Problem to work on
Filter the entries and keep only the lines where the string "NOAA" appears.

Start Dataset

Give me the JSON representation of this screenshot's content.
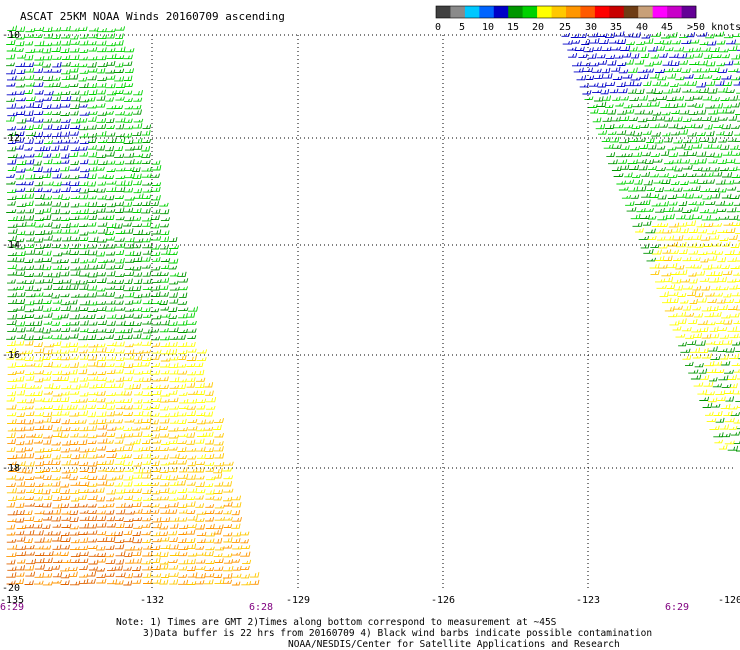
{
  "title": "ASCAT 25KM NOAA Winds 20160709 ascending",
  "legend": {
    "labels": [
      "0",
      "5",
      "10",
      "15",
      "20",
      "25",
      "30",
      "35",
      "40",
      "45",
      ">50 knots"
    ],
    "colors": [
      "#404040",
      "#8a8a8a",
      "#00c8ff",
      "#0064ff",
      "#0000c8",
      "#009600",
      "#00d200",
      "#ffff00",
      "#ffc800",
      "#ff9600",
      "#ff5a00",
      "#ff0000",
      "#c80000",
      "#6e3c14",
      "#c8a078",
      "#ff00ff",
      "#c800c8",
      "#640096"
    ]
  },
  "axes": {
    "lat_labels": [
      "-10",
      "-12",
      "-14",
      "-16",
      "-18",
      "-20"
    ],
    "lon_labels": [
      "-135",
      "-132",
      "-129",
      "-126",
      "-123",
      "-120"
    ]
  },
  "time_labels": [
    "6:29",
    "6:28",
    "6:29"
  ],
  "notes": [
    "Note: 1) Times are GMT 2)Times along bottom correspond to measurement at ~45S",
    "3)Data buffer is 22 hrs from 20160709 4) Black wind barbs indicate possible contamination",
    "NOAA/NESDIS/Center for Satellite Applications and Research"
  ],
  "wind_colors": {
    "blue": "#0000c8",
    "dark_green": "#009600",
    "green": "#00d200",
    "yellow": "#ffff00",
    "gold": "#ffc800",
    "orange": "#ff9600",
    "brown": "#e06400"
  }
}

End Dataset
Start Dataset

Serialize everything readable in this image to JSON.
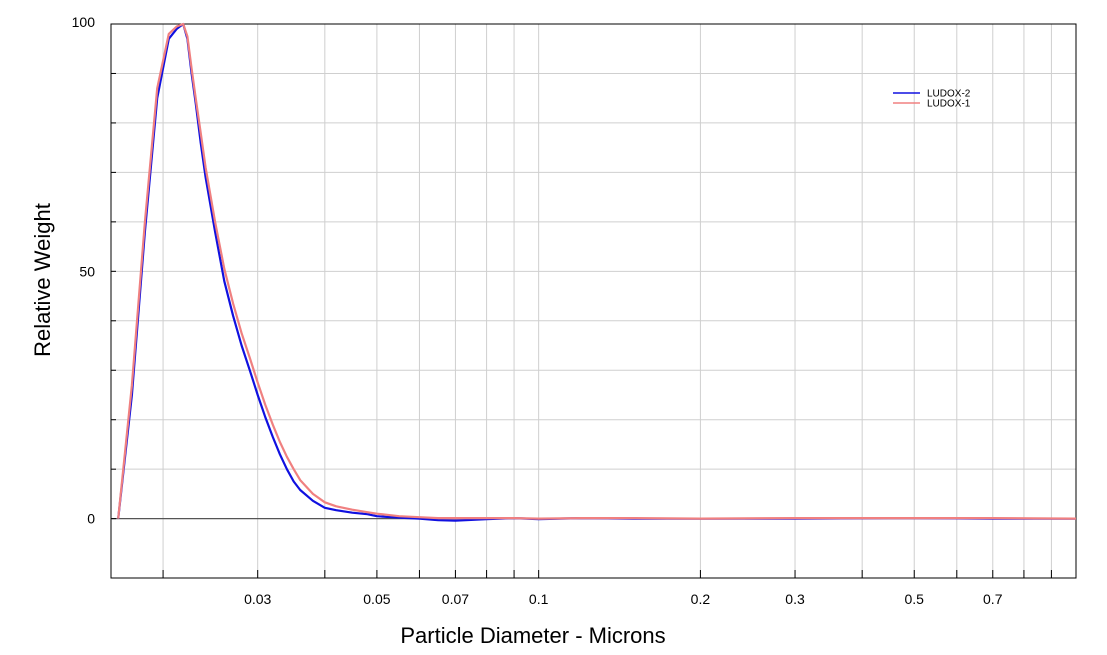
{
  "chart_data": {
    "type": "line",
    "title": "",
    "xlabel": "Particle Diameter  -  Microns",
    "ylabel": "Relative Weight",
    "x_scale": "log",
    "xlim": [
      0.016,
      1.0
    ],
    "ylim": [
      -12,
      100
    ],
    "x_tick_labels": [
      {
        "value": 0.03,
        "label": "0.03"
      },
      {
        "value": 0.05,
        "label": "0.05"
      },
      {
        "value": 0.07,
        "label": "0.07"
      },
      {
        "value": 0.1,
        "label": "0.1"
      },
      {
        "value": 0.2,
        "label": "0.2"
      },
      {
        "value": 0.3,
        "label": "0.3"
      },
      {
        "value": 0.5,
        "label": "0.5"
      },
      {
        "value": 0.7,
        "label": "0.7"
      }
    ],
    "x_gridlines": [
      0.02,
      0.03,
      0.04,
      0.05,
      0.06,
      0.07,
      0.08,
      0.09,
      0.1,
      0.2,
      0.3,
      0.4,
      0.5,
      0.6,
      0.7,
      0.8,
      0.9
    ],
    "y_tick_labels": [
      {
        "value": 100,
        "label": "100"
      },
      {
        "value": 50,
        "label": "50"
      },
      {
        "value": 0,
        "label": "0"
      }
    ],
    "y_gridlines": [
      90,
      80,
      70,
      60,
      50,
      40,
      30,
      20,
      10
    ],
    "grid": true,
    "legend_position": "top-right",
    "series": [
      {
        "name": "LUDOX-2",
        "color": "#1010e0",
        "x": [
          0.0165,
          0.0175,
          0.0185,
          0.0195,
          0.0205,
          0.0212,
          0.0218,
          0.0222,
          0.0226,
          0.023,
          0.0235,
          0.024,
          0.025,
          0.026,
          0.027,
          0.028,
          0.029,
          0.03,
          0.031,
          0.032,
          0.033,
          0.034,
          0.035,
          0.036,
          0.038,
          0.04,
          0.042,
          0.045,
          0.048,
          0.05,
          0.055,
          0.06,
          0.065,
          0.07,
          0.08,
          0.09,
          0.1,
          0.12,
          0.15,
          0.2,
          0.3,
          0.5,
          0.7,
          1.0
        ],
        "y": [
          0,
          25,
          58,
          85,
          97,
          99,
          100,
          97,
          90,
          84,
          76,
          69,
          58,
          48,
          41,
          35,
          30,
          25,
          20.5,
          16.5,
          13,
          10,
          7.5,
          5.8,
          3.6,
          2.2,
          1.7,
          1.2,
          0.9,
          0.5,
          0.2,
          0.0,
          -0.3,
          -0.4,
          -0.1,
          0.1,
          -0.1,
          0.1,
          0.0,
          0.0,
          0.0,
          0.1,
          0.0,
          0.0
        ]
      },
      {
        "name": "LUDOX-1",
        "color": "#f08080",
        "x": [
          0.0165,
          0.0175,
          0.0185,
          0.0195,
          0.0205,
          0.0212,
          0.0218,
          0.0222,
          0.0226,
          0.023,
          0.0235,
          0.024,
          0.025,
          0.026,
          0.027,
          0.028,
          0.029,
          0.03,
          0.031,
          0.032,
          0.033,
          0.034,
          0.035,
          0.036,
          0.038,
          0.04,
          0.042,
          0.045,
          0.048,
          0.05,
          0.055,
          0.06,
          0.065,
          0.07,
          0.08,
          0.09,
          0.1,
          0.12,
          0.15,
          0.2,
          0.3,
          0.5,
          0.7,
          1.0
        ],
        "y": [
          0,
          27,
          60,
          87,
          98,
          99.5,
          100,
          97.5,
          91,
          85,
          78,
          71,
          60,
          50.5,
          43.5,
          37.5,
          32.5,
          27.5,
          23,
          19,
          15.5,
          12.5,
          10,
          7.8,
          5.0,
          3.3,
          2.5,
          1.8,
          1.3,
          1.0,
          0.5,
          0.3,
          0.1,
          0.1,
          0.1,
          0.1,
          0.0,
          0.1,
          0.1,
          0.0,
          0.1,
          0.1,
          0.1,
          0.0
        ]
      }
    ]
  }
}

End Dataset

Answer
  "title": "ASCAT 25KM NOAA Winds 20160709 ascending",
    "NOAA/NESDIS/Center for Satellite Applications and Research"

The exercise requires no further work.